• [Description of the task]
Repeat all the records exactly, omitting pictures.

........

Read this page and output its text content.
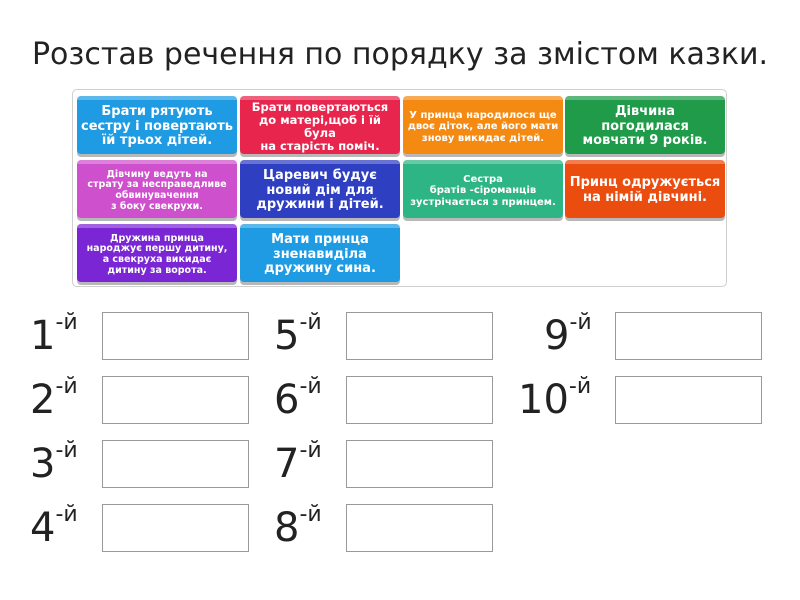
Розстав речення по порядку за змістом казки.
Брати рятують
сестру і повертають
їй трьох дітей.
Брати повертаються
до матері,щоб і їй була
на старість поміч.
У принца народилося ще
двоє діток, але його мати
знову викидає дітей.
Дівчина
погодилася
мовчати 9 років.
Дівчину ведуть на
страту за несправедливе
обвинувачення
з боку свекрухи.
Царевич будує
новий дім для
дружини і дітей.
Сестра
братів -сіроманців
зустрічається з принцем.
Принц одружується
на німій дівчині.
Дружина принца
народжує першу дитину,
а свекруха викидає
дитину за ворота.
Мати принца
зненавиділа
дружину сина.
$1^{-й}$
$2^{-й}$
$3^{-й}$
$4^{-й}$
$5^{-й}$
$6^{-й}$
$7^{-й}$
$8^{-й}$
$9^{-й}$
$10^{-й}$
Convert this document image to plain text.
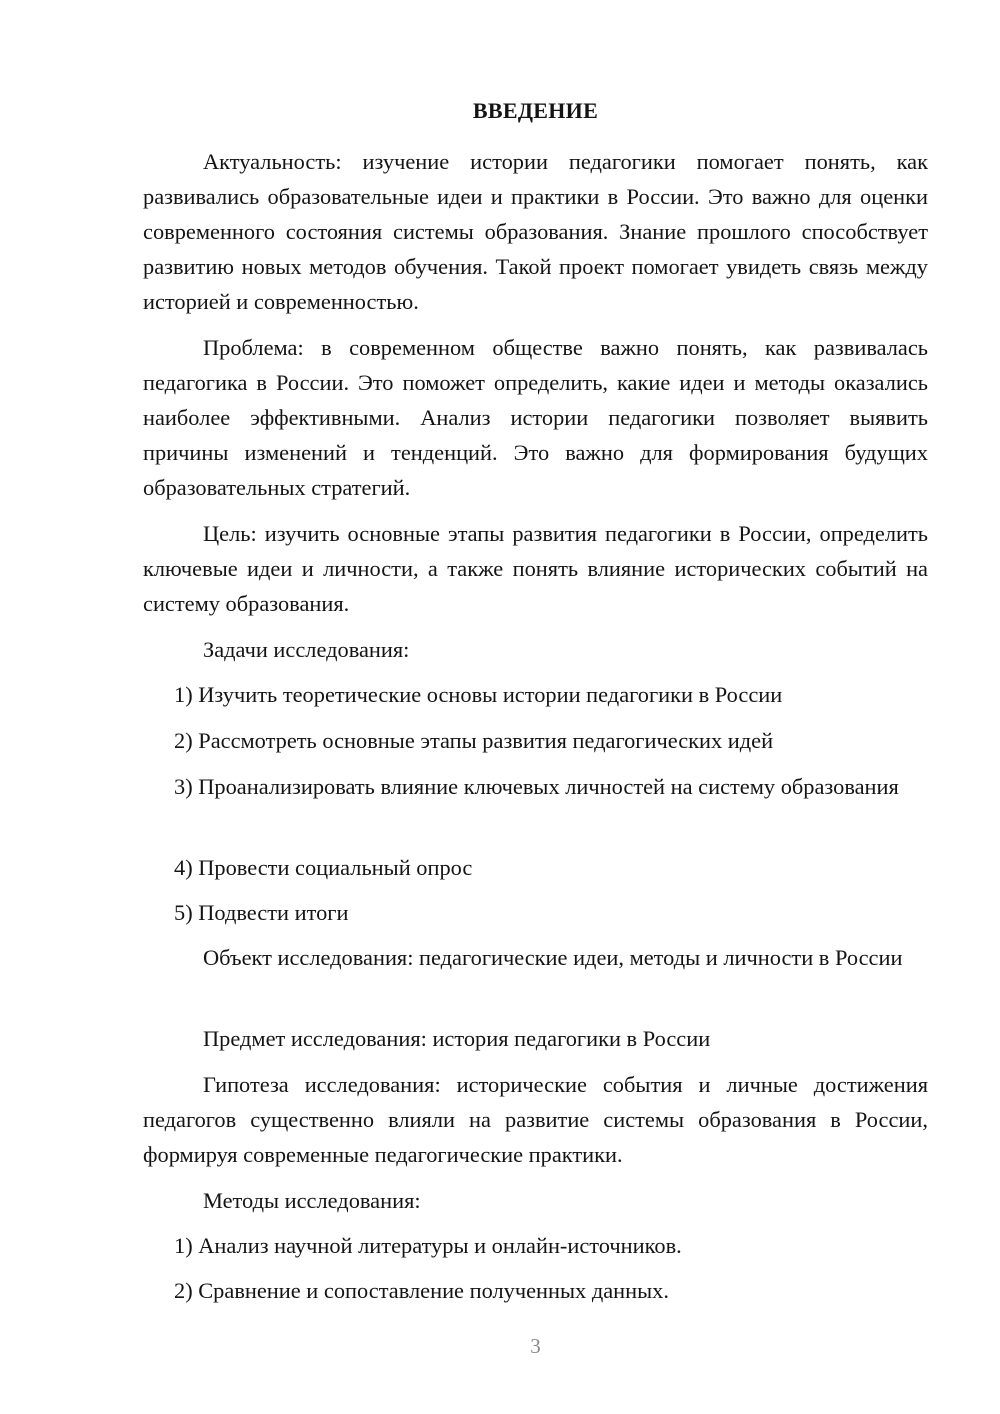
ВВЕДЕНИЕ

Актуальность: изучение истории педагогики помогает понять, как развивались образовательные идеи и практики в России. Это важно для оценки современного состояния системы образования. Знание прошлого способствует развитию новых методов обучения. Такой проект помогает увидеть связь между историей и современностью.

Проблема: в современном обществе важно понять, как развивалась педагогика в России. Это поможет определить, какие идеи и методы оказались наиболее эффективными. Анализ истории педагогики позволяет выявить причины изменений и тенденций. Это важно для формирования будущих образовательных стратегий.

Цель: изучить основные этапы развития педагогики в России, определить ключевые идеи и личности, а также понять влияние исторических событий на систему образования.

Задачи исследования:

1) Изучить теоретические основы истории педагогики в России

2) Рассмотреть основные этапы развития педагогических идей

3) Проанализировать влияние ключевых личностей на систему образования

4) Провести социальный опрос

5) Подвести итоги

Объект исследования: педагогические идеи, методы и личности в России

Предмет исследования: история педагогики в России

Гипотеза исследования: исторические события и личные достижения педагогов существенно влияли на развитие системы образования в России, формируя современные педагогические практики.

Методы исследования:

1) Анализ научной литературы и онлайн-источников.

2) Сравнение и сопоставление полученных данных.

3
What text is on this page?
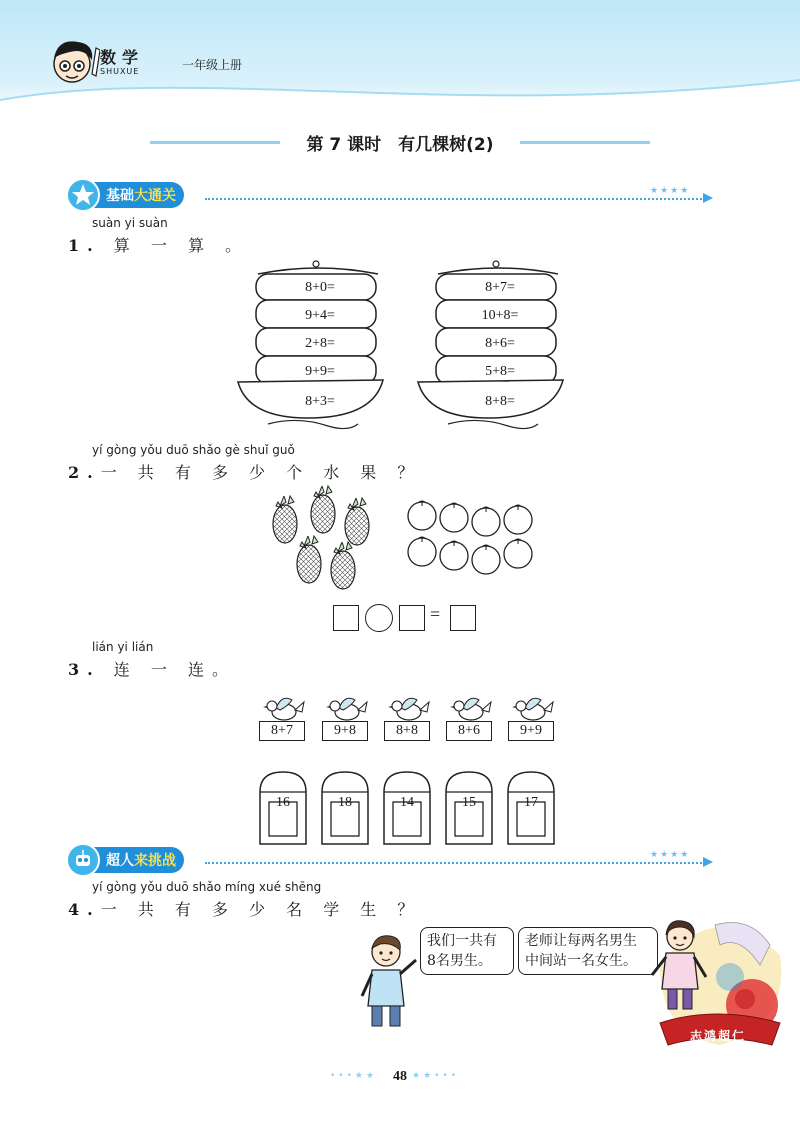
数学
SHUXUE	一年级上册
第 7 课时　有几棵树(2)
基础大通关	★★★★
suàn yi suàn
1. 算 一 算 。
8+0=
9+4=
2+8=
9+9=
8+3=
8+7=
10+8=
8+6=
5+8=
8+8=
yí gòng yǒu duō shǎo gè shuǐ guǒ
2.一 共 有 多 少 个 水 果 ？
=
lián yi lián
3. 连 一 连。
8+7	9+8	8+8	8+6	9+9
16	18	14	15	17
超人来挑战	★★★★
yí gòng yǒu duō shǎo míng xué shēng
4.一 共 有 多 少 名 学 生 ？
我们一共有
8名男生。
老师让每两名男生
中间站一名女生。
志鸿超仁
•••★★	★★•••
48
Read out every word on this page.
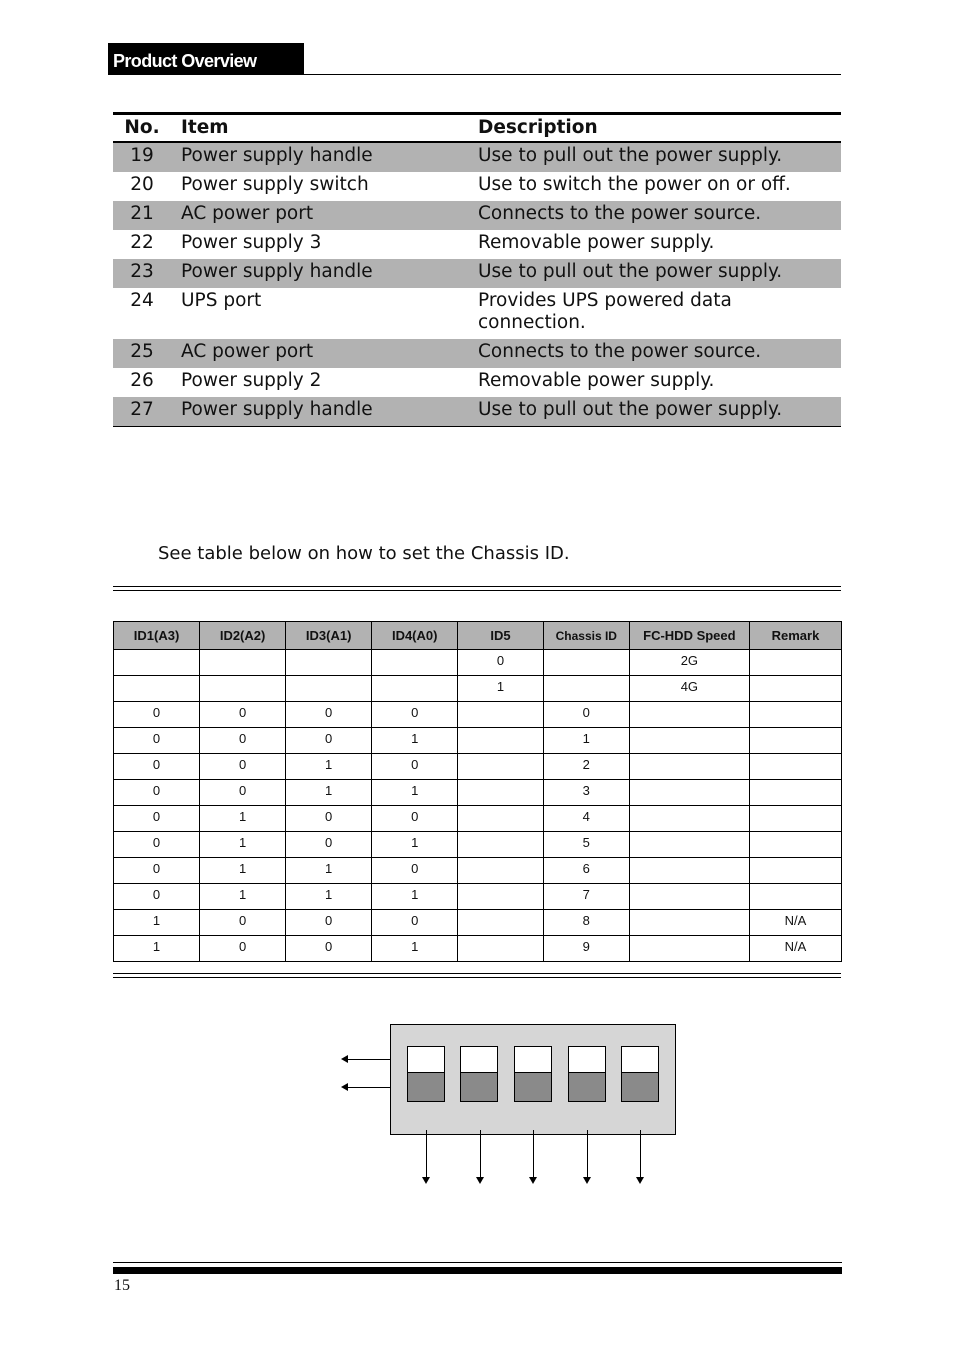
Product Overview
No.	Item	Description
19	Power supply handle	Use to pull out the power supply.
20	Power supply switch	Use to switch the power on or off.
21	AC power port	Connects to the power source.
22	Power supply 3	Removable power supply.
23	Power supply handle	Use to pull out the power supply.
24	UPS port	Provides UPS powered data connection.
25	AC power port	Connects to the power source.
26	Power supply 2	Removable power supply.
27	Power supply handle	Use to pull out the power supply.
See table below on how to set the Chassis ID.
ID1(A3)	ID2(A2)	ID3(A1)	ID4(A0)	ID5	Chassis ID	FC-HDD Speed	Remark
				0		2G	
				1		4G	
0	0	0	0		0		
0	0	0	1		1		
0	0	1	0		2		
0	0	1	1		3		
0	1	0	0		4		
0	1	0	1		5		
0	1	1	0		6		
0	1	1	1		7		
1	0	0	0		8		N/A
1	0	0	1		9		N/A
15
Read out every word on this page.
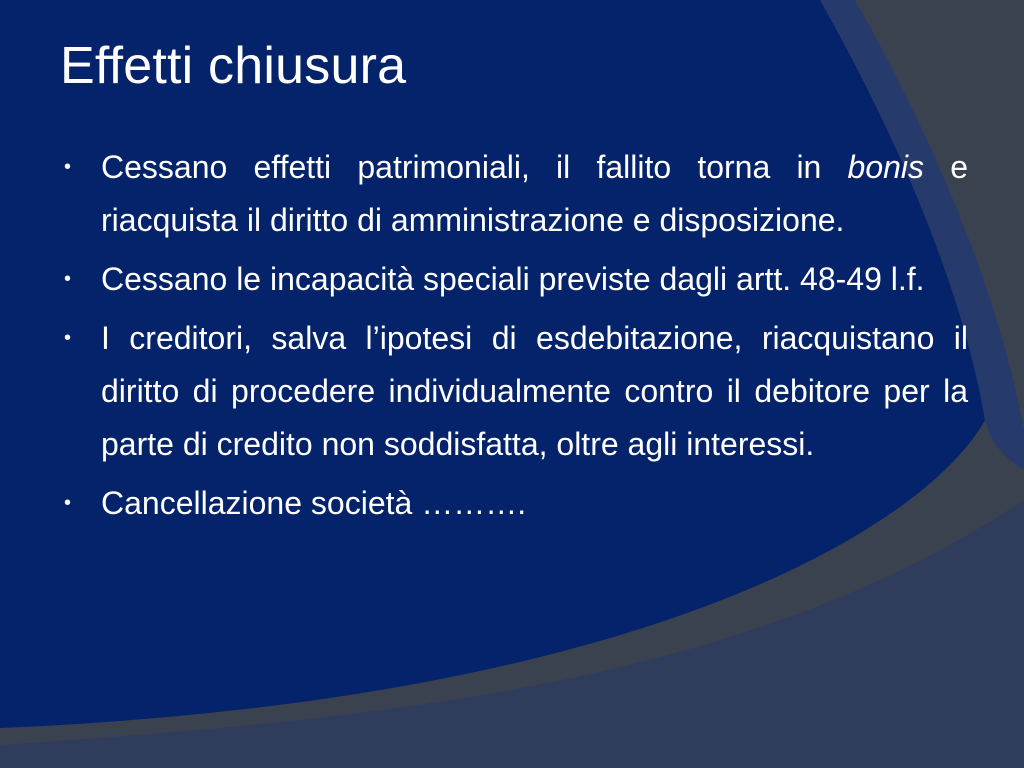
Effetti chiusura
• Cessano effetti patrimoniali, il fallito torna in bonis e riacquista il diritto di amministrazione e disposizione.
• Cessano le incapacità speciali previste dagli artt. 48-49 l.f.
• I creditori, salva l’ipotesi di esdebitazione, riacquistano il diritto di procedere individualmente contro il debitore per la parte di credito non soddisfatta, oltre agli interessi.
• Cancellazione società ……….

........

• [Output]
Read this page and output its text content.
Розстав речення по порядку за змістом казки.
Брати рятують
сестру і повертають
їй трьох дітей.
Брати повертаються
до матері,щоб і їй була
на старість поміч.
У принца народилося ще
двоє діток, але його мати
знову викидає дітей.
Дівчина
погодилася
мовчати 9 років.
Дівчину ведуть на
страту за несправедливе
обвинувачення
з боку свекрухи.
Царевич будує
новий дім для
дружини і дітей.
Сестра
братів -сіроманців
зустрічається з принцем.
Принц одружується
на німій дівчині.
Дружина принца
народжує першу дитину,
а свекруха викидає
дитину за ворота.
Мати принца
зненавиділа
дружину сина.
$1^{-й}$
$2^{-й}$
$3^{-й}$
$4^{-й}$
$5^{-й}$
$6^{-й}$
$7^{-й}$
$8^{-й}$
$9^{-й}$
$10^{-й}$
Convert this document image to plain text.
ВВЕДЕНИЕ

Актуальность: изучение истории педагогики помогает понять, как развивались образовательные идеи и практики в России. Это важно для оценки современного состояния системы образования. Знание прошлого способствует развитию новых методов обучения. Такой проект помогает увидеть связь между историей и современностью.

Проблема: в современном обществе важно понять, как развивалась педагогика в России. Это поможет определить, какие идеи и методы оказались наиболее эффективными. Анализ истории педагогики позволяет выявить причины изменений и тенденций. Это важно для формирования будущих образовательных стратегий.

Цель: изучить основные этапы развития педагогики в России, определить ключевые идеи и личности, а также понять влияние исторических событий на систему образования.

Задачи исследования:

1) Изучить теоретические основы истории педагогики в России

2) Рассмотреть основные этапы развития педагогических идей

3) Проанализировать влияние ключевых личностей на систему образования

4) Провести социальный опрос

5) Подвести итоги

Объект исследования: педагогические идеи, методы и личности в России

Предмет исследования: история педагогики в России

Гипотеза исследования: исторические события и личные достижения педагогов существенно влияли на развитие системы образования в России, формируя современные педагогические практики.

Методы исследования:

1) Анализ научной литературы и онлайн-источников.

2) Сравнение и сопоставление полученных данных.

3
What text is on this page?
数学
SHUXUE	一年级上册
第 7 课时　有几棵树(2)
基础大通关	★★★★
suàn yi suàn
1. 算 一 算 。
8+0=
9+4=
2+8=
9+9=
8+3=
8+7=
10+8=
8+6=
5+8=
8+8=
yí gòng yǒu duō shǎo gè shuǐ guǒ
2.一 共 有 多 少 个 水 果 ？
=
lián yi lián
3. 连 一 连。
8+7	9+8	8+8	8+6	9+9
16	18	14	15	17
超人来挑战	★★★★
yí gòng yǒu duō shǎo míng xué shēng
4.一 共 有 多 少 名 学 生 ？
我们一共有
8名男生。
老师让每两名男生
中间站一名女生。
志鸿超仁
•••★★	★★•••
48
Read out every word on this page.
Product Overview
No.	Item	Description
19	Power supply handle	Use to pull out the power supply.
20	Power supply switch	Use to switch the power on or off.
21	AC power port	Connects to the power source.
22	Power supply 3	Removable power supply.
23	Power supply handle	Use to pull out the power supply.
24	UPS port	Provides UPS powered data connection.
25	AC power port	Connects to the power source.
26	Power supply 2	Removable power supply.
27	Power supply handle	Use to pull out the power supply.
See table below on how to set the Chassis ID.
ID1(A3)	ID2(A2)	ID3(A1)	ID4(A0)	ID5	Chassis ID	FC-HDD Speed	Remark
				0		2G	
				1		4G	
0	0	0	0		0		
0	0	0	1		1		
0	0	1	0		2		
0	0	1	1		3		
0	1	0	0		4		
0	1	0	1		5		
0	1	1	0		6		
0	1	1	1		7		
1	0	0	0		8		N/A
1	0	0	1		9		N/A
15
Read out every word on this page.
Effetti chiusura
• Cessano effetti patrimoniali, il fallito torna in bonis e riacquista il diritto di amministrazione e disposizione.
• Cessano le incapacità speciali previste dagli artt. 48-49 l.f.
• I creditori, salva l’ipotesi di esdebitazione, riacquistano il diritto di procedere individualmente contro il debitore per la parte di credito non soddisfatta, oltre agli interessi.
• Cancellazione società ……….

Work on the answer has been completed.